» **The records**
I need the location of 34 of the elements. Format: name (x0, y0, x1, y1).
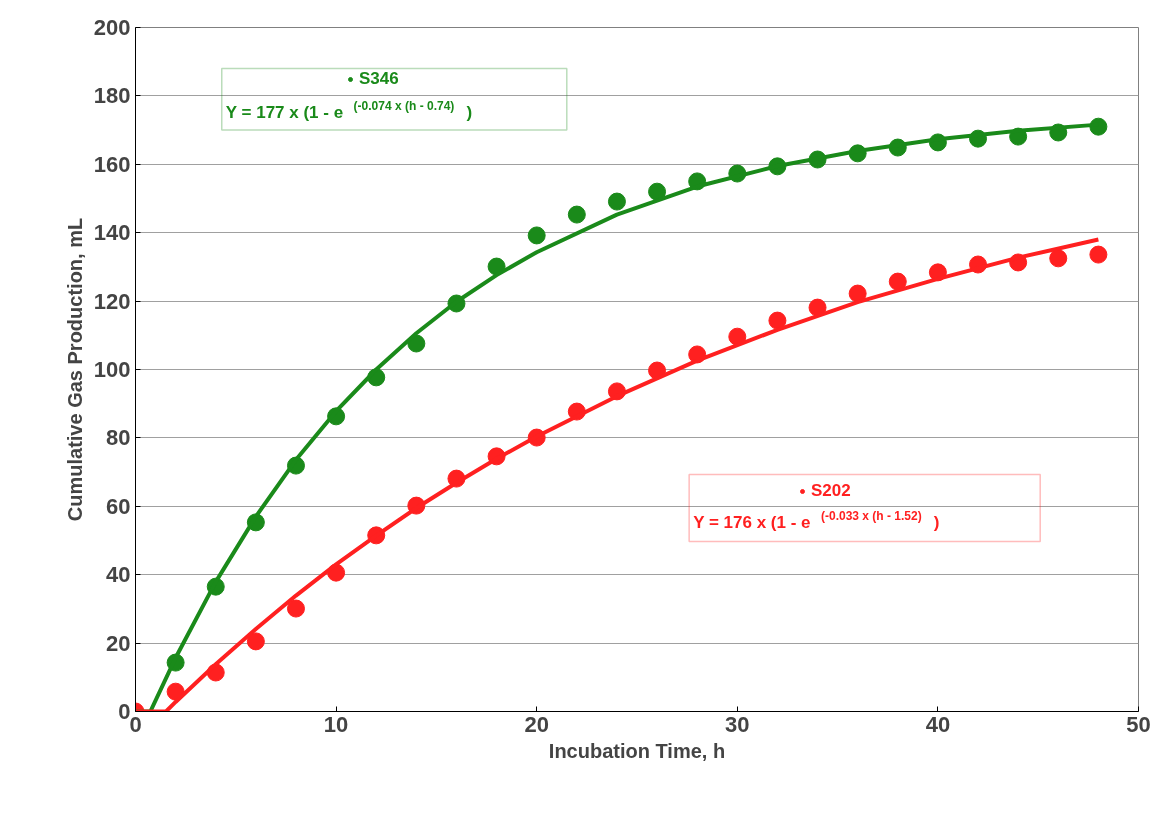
...
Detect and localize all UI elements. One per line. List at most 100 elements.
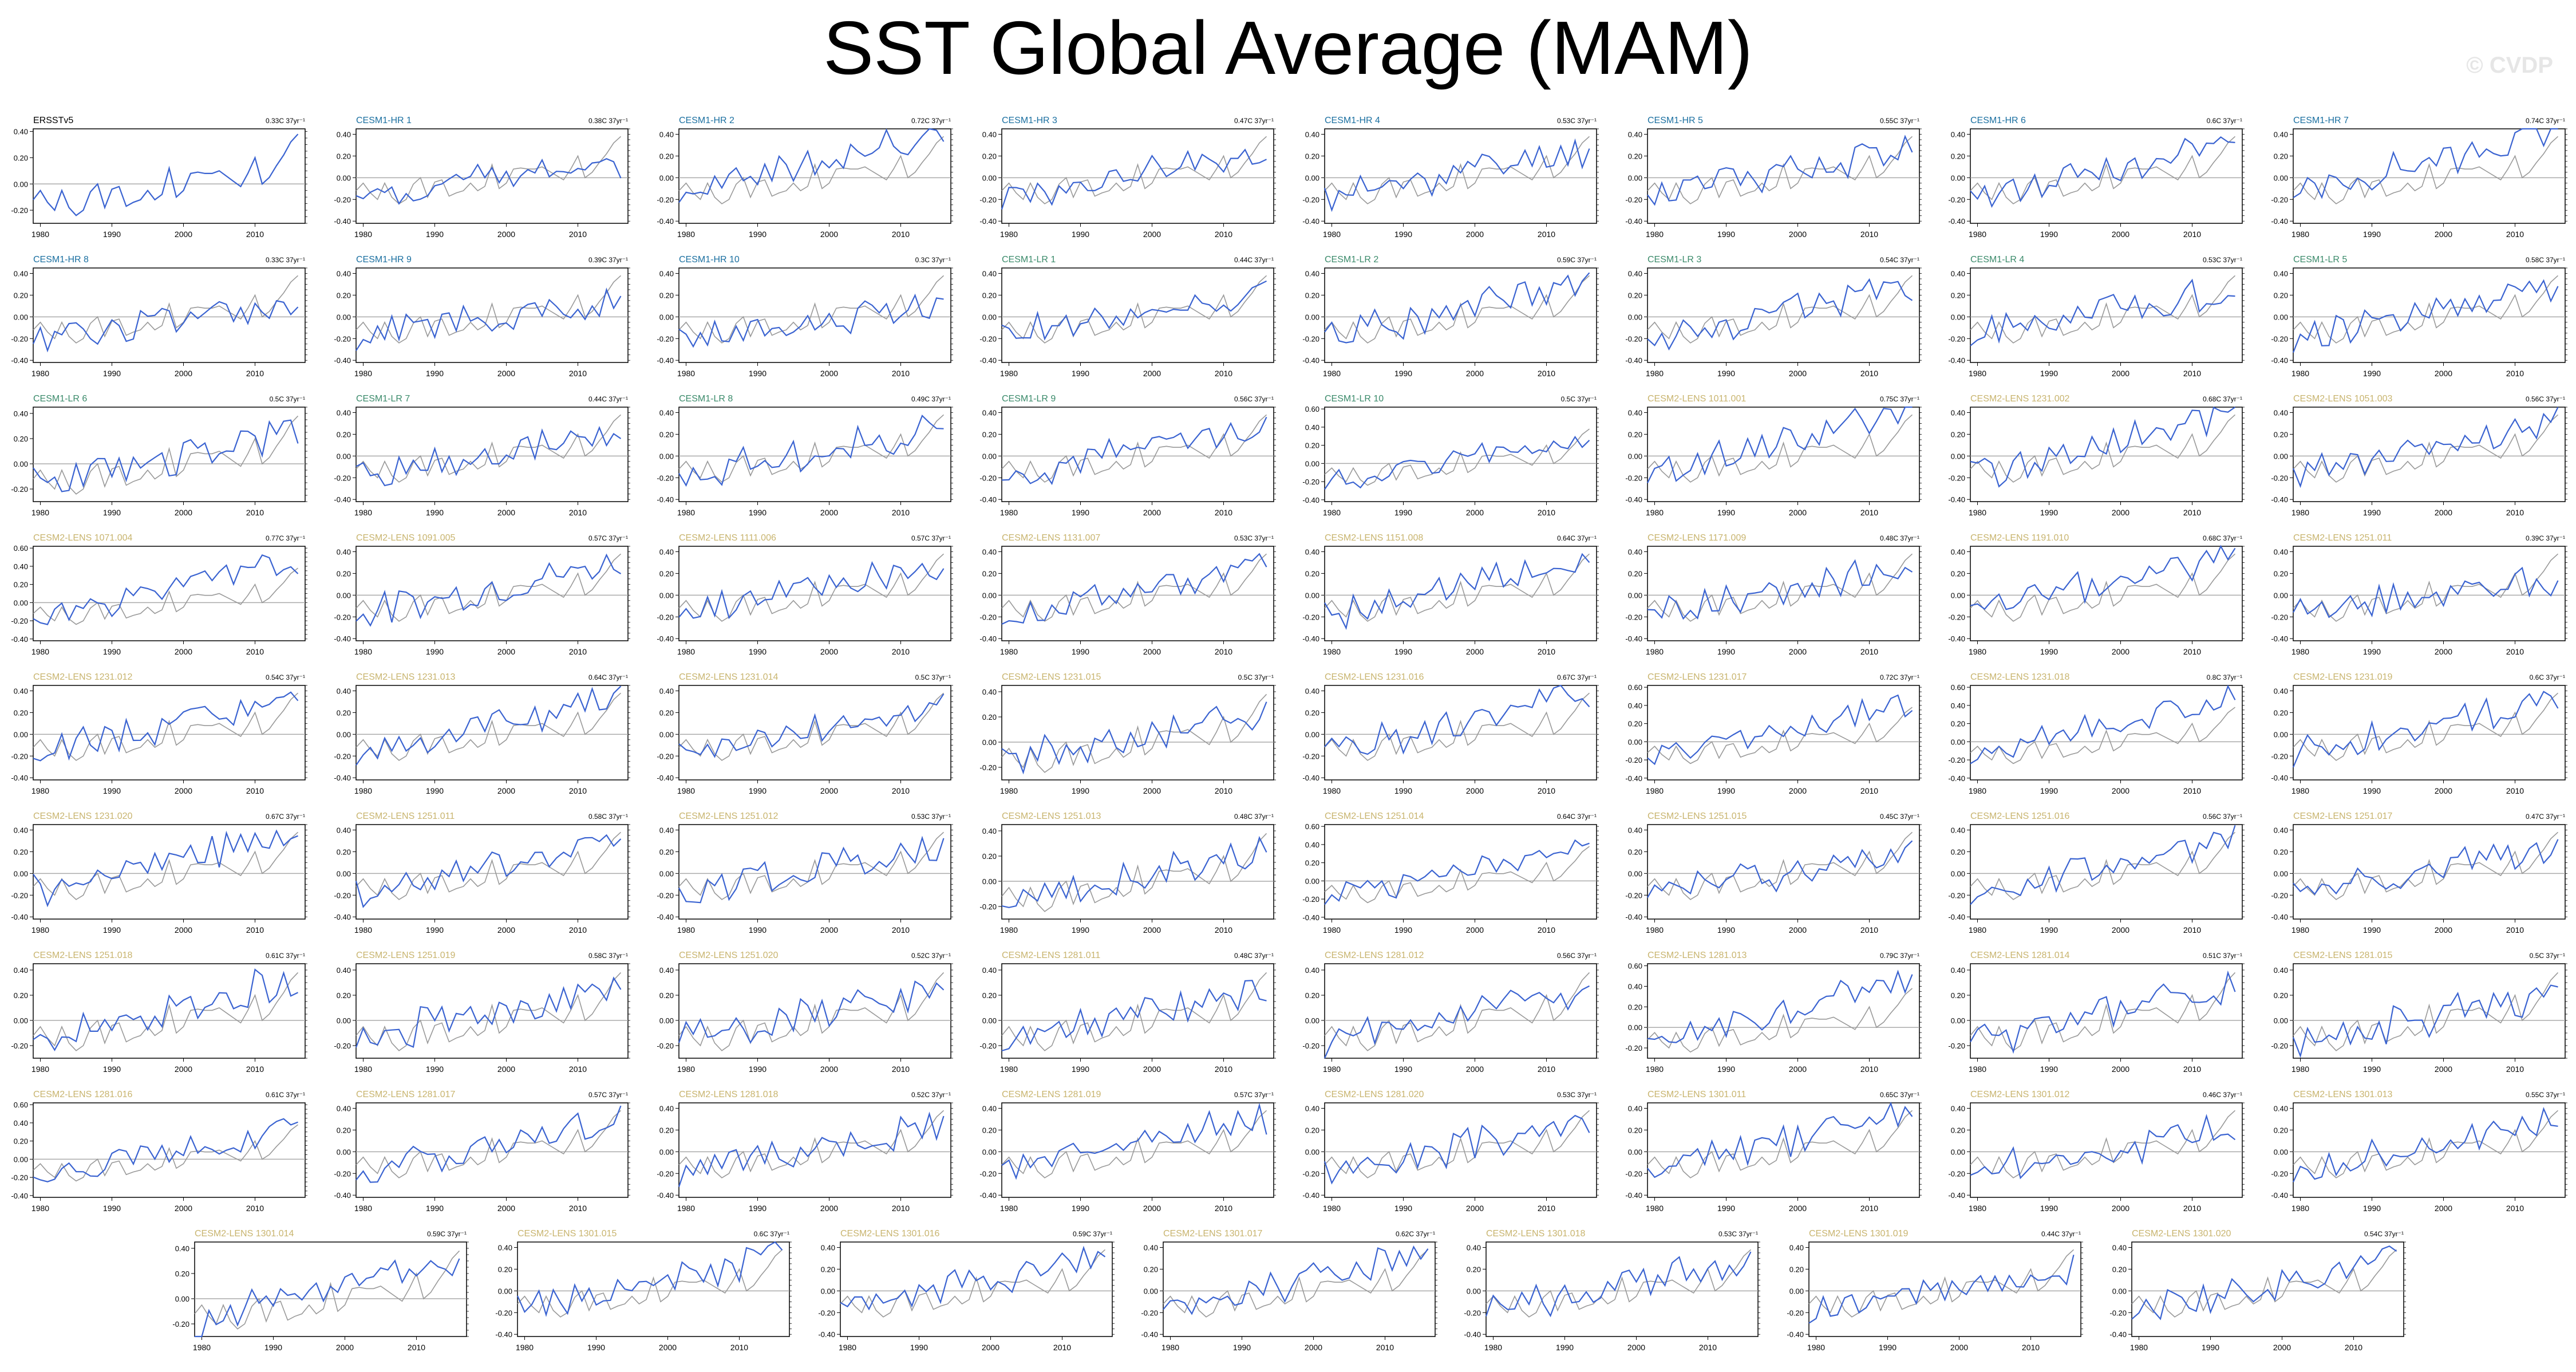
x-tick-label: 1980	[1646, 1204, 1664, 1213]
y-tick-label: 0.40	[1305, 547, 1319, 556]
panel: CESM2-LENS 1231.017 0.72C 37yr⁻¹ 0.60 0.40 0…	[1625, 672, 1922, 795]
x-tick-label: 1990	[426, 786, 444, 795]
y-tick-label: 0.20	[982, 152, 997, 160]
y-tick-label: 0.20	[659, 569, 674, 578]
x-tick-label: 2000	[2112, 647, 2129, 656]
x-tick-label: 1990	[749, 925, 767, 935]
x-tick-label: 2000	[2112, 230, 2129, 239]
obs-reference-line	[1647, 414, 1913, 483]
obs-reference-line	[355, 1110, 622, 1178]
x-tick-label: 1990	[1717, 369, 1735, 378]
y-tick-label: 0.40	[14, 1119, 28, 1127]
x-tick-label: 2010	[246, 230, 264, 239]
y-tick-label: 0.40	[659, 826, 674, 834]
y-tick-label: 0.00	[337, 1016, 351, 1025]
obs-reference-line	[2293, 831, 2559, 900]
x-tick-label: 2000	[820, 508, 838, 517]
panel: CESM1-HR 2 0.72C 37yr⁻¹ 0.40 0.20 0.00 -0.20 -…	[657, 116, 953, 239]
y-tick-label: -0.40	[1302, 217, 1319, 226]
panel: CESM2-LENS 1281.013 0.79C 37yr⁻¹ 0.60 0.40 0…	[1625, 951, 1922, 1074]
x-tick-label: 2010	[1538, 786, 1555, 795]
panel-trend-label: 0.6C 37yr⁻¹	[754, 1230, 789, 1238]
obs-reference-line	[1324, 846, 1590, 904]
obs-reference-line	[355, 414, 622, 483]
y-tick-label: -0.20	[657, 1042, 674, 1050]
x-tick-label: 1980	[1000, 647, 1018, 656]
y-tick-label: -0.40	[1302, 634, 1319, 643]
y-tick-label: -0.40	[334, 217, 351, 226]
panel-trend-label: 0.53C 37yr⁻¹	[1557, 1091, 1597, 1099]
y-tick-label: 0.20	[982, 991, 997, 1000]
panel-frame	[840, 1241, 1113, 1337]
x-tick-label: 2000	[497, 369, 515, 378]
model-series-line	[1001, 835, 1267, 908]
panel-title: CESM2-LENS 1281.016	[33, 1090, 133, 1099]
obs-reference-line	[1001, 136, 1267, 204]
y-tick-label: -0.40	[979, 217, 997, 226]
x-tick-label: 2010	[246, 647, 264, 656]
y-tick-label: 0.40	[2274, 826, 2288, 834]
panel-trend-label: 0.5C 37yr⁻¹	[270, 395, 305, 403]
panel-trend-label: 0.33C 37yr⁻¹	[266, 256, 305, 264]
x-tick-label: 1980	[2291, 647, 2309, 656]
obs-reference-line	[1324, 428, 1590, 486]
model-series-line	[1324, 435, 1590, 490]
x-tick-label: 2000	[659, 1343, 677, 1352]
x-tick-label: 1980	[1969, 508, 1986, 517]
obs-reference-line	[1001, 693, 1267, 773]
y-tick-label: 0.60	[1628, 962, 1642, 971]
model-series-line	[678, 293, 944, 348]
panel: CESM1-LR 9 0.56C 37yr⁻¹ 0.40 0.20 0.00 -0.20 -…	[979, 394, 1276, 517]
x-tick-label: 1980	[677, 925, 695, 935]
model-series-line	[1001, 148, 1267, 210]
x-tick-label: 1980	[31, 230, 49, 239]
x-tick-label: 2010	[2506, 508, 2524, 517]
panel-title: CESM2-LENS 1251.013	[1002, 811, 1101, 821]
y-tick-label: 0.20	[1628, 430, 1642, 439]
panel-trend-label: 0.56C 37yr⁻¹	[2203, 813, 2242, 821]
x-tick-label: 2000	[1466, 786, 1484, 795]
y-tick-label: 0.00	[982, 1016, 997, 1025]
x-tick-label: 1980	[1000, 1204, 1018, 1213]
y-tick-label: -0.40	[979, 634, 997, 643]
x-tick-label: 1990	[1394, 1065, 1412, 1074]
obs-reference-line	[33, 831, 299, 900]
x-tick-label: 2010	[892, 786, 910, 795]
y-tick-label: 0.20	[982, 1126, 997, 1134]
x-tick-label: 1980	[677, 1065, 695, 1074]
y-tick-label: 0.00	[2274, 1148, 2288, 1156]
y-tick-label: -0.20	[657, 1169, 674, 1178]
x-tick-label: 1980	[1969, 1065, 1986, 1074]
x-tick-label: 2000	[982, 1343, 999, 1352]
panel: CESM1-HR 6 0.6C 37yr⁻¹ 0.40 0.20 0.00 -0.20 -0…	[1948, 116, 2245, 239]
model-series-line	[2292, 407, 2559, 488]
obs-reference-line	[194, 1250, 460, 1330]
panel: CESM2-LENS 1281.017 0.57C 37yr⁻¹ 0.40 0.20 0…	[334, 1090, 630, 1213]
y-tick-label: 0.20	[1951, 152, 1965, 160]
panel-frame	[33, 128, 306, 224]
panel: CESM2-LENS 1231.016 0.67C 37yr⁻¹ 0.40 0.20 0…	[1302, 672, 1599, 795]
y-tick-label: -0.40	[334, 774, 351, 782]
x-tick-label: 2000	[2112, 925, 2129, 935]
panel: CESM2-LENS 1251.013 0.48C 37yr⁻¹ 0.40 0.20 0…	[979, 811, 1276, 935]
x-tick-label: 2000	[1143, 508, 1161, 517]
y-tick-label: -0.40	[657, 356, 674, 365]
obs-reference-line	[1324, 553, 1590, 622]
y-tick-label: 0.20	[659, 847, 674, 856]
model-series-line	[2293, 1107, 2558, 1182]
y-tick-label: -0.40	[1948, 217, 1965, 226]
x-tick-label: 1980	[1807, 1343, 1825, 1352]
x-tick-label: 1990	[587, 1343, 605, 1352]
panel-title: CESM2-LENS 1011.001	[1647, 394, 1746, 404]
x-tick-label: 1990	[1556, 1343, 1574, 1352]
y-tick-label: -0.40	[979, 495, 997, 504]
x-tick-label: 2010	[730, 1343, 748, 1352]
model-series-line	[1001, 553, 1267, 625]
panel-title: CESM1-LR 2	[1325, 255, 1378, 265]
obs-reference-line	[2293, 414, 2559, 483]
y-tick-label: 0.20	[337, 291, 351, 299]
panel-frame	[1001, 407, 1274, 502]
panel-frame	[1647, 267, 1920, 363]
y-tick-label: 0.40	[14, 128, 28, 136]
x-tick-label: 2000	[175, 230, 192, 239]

» **Work to complete**
Give the part of the rows that opens with the line containing "Detect and localize" and closes with the line containing "435, 1590, 490]", both included, as a JSON list of strings with one string per line. Skip blank lines and omit the pictures.

» **Full response**
[
  "Detect and localize all UI elements. One per line. List at most 100 elements.",
  "x-tick-label: 1980\t[1646, 1204, 1664, 1213]",
  "y-tick-label: 0.40\t[1305, 547, 1319, 556]",
  "panel: CESM2-LENS 1231.017 0.72C 37yr⁻¹ 0.60 0.40 0…\t[1625, 672, 1922, 795]",
  "x-tick-label: 1990\t[426, 786, 444, 795]",
  "y-tick-label: 0.20\t[982, 152, 997, 160]",
  "y-tick-label: 0.20\t[659, 569, 674, 578]",
  "x-tick-label: 2000\t[2112, 647, 2129, 656]",
  "x-tick-label: 1990\t[749, 925, 767, 935]",
  "x-tick-label: 2000\t[2112, 230, 2129, 239]",
  "obs-reference-line\t[1647, 414, 1913, 483]",
  "obs-reference-line\t[355, 1110, 622, 1178]",
  "x-tick-label: 1990\t[1717, 369, 1735, 378]",
  "y-tick-label: 0.40\t[14, 1119, 28, 1127]",
  "x-tick-label: 2010\t[246, 230, 264, 239]",
  "y-tick-label: 0.40\t[659, 826, 674, 834]",
  "y-tick-label: 0.00\t[337, 1016, 351, 1025]",
  "obs-reference-line\t[2293, 831, 2559, 900]",
  "x-tick-label: 2000\t[820, 508, 838, 517]",
  "panel: CESM1-HR 2 0.72C 37yr⁻¹ 0.40 0.20 0.00 -0.20 -…\t[657, 116, 953, 239]",
  "y-tick-label: -0.40\t[1302, 217, 1319, 226]",
  "panel: CESM2-LENS 1281.013 0.79C 37yr⁻¹ 0.60 0.40 0…\t[1625, 951, 1922, 1074]",
  "x-tick-label: 2010\t[1538, 786, 1555, 795]",
  "panel-trend-label: 0.6C 37yr⁻¹\t[754, 1230, 789, 1238]",
  "obs-reference-line\t[1324, 846, 1590, 904]",
  "obs-reference-line\t[355, 414, 622, 483]",
  "y-tick-label: -0.20\t[657, 1042, 674, 1050]",
  "x-tick-label: 1980\t[1000, 647, 1018, 656]",
  "y-tick-label: -0.40\t[1302, 634, 1319, 643]",
  "y-tick-label: -0.40\t[334, 217, 351, 226]",
  "panel-trend-label: 0.53C 37yr⁻¹\t[1557, 1091, 1597, 1099]",
  "y-tick-label: 0.20\t[982, 991, 997, 1000]",
  "panel-frame\t[840, 1241, 1113, 1337]",
  "x-tick-label: 2000\t[497, 369, 515, 378]",
  "model-series-line\t[1001, 835, 1267, 908]",
  "panel-title: CESM2-LENS 1281.016\t[33, 1090, 133, 1099]",
  "obs-reference-line\t[1001, 136, 1267, 204]",
  "y-tick-label: -0.40\t[979, 217, 997, 226]",
  "x-tick-label: 2010\t[246, 647, 264, 656]",
  "y-tick-label: 0.40\t[2274, 826, 2288, 834]",
  "panel-trend-label: 0.5C 37yr⁻¹\t[270, 395, 305, 403]",
  "panel-trend-label: 0.33C 37yr⁻¹\t[266, 256, 305, 264]",
  "x-tick-label: 1980\t[2291, 647, 2309, 656]",
  "obs-reference-line\t[1324, 428, 1590, 486]",
  "model-series-line\t[1324, 435, 1590, 490]"
]